Exercise: Every entry should be repeated exactly. Omit the pictures.
^^^^^^^^
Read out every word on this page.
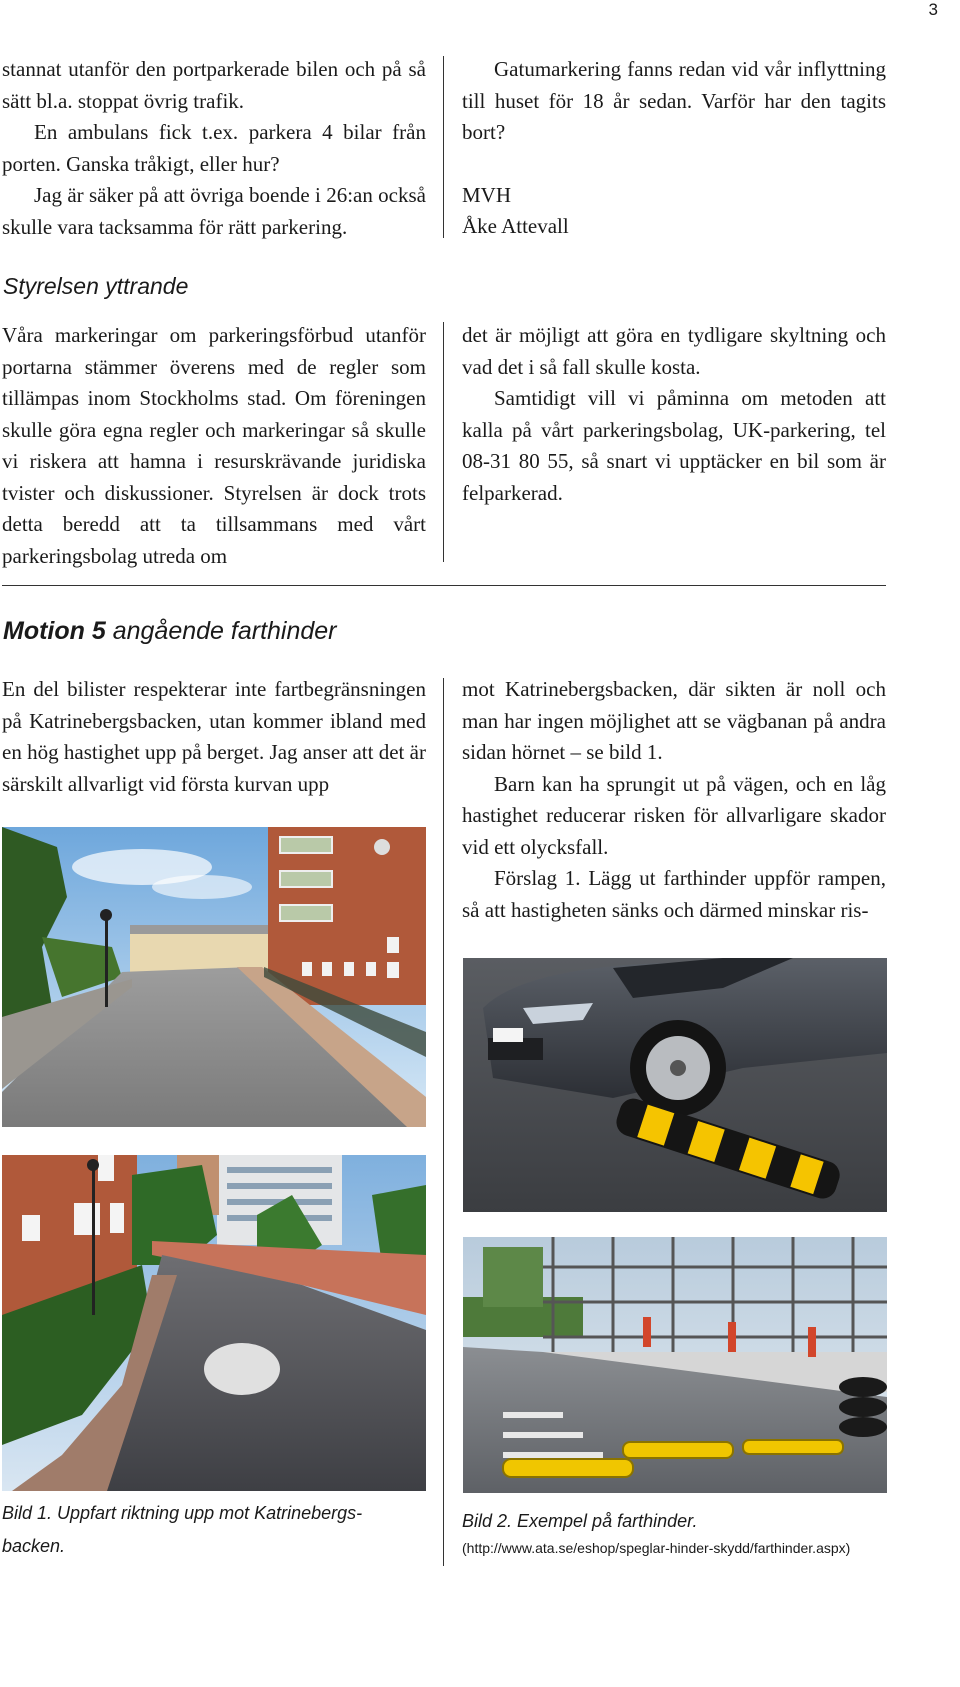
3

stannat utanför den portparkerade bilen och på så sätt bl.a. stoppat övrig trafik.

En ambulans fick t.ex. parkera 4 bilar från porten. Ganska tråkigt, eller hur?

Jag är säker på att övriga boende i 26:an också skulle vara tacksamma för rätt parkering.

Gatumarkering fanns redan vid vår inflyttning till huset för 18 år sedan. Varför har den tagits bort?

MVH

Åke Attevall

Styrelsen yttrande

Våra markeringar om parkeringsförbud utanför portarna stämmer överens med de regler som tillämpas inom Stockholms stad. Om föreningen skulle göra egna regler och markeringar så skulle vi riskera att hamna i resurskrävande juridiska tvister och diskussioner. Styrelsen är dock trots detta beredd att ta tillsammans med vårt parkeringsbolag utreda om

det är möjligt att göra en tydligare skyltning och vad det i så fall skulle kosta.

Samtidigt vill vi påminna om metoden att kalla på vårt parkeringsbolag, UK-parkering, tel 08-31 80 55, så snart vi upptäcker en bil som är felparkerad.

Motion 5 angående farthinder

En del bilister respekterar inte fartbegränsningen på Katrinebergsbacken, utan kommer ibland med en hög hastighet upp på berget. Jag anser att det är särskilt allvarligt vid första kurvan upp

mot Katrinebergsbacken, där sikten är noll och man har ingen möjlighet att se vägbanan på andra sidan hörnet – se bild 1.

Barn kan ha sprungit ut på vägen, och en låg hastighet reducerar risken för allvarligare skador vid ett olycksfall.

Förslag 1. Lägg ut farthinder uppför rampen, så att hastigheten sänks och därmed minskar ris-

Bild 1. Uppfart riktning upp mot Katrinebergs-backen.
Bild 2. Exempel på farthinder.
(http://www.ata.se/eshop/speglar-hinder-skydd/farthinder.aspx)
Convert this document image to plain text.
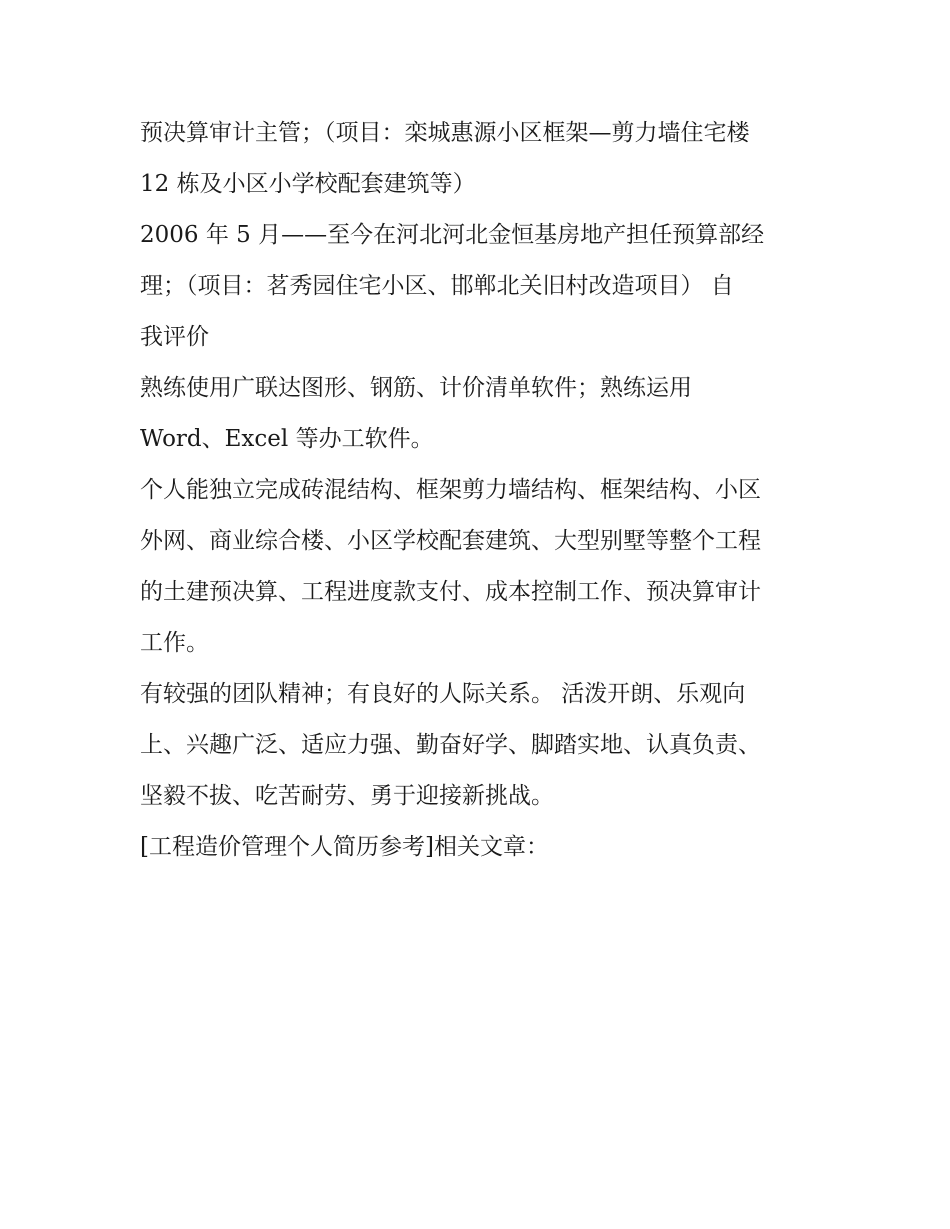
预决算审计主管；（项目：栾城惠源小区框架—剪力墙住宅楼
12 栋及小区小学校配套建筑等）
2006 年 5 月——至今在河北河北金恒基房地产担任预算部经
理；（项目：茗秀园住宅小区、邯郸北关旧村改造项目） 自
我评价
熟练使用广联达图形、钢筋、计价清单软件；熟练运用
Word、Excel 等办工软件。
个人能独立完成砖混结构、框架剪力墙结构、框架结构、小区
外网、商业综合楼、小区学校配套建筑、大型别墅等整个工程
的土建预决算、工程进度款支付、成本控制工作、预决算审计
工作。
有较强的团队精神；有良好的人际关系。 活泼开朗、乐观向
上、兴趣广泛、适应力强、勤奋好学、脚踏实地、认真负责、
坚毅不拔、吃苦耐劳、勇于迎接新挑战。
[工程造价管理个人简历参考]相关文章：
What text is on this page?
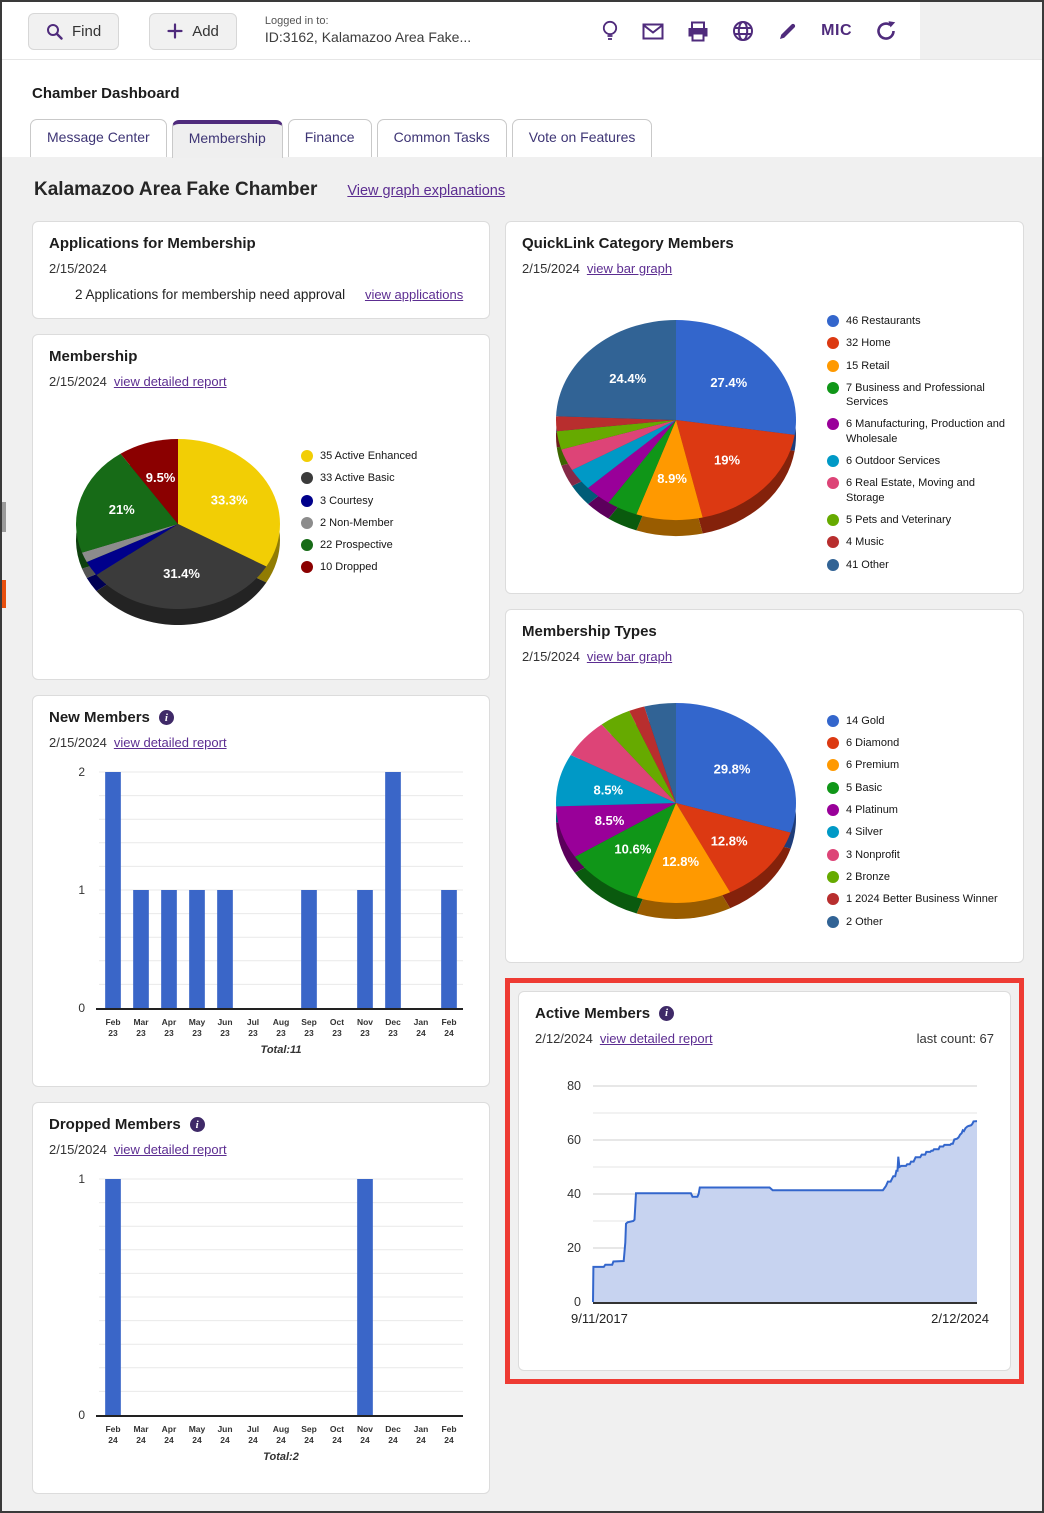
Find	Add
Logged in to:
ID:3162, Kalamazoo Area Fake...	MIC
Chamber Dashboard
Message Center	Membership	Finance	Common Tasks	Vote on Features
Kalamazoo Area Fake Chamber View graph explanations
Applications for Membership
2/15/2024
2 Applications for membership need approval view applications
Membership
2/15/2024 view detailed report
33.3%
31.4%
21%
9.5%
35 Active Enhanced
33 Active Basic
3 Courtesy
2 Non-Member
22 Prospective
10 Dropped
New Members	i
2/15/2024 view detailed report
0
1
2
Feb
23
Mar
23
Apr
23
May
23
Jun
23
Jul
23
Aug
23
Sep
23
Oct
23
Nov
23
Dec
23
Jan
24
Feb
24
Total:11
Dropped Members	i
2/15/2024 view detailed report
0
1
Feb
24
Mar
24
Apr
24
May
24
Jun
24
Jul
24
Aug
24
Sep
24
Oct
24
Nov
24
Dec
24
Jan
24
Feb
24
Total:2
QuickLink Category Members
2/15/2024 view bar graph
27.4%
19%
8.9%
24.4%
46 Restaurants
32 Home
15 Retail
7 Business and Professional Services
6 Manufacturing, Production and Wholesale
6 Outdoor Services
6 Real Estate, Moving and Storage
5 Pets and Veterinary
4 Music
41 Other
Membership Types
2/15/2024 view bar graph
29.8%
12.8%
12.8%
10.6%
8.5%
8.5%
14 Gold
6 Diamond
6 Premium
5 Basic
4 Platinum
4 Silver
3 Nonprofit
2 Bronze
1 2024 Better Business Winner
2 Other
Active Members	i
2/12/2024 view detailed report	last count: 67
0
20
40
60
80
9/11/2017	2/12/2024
^^^^^^^^
Final result:
Read out every word on this page.
3

stannat utanför den portparkerade bilen och på så sätt bl.a. stoppat övrig trafik.

En ambulans fick t.ex. parkera 4 bilar från porten. Ganska tråkigt, eller hur?

Jag är säker på att övriga boende i 26:an också skulle vara tacksamma för rätt parkering.

Gatumarkering fanns redan vid vår inflyttning till huset för 18 år sedan. Varför har den tagits bort?

MVH

Åke Attevall

Styrelsen yttrande

Våra markeringar om parkeringsförbud utanför portarna stämmer överens med de regler som tillämpas inom Stockholms stad. Om föreningen skulle göra egna regler och markeringar så skulle vi riskera att hamna i resurskrävande juridiska tvister och diskussioner. Styrelsen är dock trots detta beredd att ta tillsammans med vårt parkeringsbolag utreda om

det är möjligt att göra en tydligare skyltning och vad det i så fall skulle kosta.

Samtidigt vill vi påminna om metoden att kalla på vårt parkeringsbolag, UK-parkering, tel 08-31 80 55, så snart vi upptäcker en bil som är felparkerad.

Motion 5 angående farthinder

En del bilister respekterar inte fartbegränsningen på Katrinebergsbacken, utan kommer ibland med en hög hastighet upp på berget. Jag anser att det är särskilt allvarligt vid första kurvan upp

mot Katrinebergsbacken, där sikten är noll och man har ingen möjlighet att se vägbanan på andra sidan hörnet – se bild 1.

Barn kan ha sprungit ut på vägen, och en låg hastighet reducerar risken för allvarligare skador vid ett olycksfall.

Förslag 1. Lägg ut farthinder uppför rampen, så att hastigheten sänks och därmed minskar ris-

Bild 1. Uppfart riktning upp mot Katrinebergs-backen.
Bild 2. Exempel på farthinder.
(http://www.ata.se/eshop/speglar-hinder-skydd/farthinder.aspx)
Convert this document image to plain text.
预决算审计主管；（项目：栾城惠源小区框架—剪力墙住宅楼
12 栋及小区小学校配套建筑等）
2006 年 5 月——至今在河北河北金恒基房地产担任预算部经
理；（项目：茗秀园住宅小区、邯郸北关旧村改造项目） 自
我评价
熟练使用广联达图形、钢筋、计价清单软件；熟练运用
Word、Excel 等办工软件。
个人能独立完成砖混结构、框架剪力墙结构、框架结构、小区
外网、商业综合楼、小区学校配套建筑、大型别墅等整个工程
的土建预决算、工程进度款支付、成本控制工作、预决算审计
工作。
有较强的团队精神；有良好的人际关系。 活泼开朗、乐观向
上、兴趣广泛、适应力强、勤奋好学、脚踏实地、认真负责、
坚毅不拔、吃苦耐劳、勇于迎接新挑战。
[工程造价管理个人简历参考]相关文章：
What text is on this page?
Find	Add
Logged in to:
ID:3162, Kalamazoo Area Fake...	MIC
Chamber Dashboard
Message Center	Membership	Finance	Common Tasks	Vote on Features
Kalamazoo Area Fake Chamber View graph explanations
Applications for Membership
2/15/2024
2 Applications for membership need approval view applications
Membership
2/15/2024 view detailed report
33.3%
31.4%
21%
9.5%
35 Active Enhanced
33 Active Basic
3 Courtesy
2 Non-Member
22 Prospective
10 Dropped
New Members	i
2/15/2024 view detailed report
0
1
2
Feb
23
Mar
23
Apr
23
May
23
Jun
23
Jul
23
Aug
23
Sep
23
Oct
23
Nov
23
Dec
23
Jan
24
Feb
24
Total:11
Dropped Members	i
2/15/2024 view detailed report
0
1
Feb
24
Mar
24
Apr
24
May
24
Jun
24
Jul
24
Aug
24
Sep
24
Oct
24
Nov
24
Dec
24
Jan
24
Feb
24
Total:2
QuickLink Category Members
2/15/2024 view bar graph
27.4%
19%
8.9%
24.4%
46 Restaurants
32 Home
15 Retail
7 Business and Professional Services
6 Manufacturing, Production and Wholesale
6 Outdoor Services
6 Real Estate, Moving and Storage
5 Pets and Veterinary
4 Music
41 Other
Membership Types
2/15/2024 view bar graph
29.8%
12.8%
12.8%
10.6%
8.5%
8.5%
14 Gold
6 Diamond
6 Premium
5 Basic
4 Platinum
4 Silver
3 Nonprofit
2 Bronze
1 2024 Better Business Winner
2 Other
Active Members	i
2/12/2024 view detailed report	last count: 67
0
20
40
60
80
9/11/2017	2/12/2024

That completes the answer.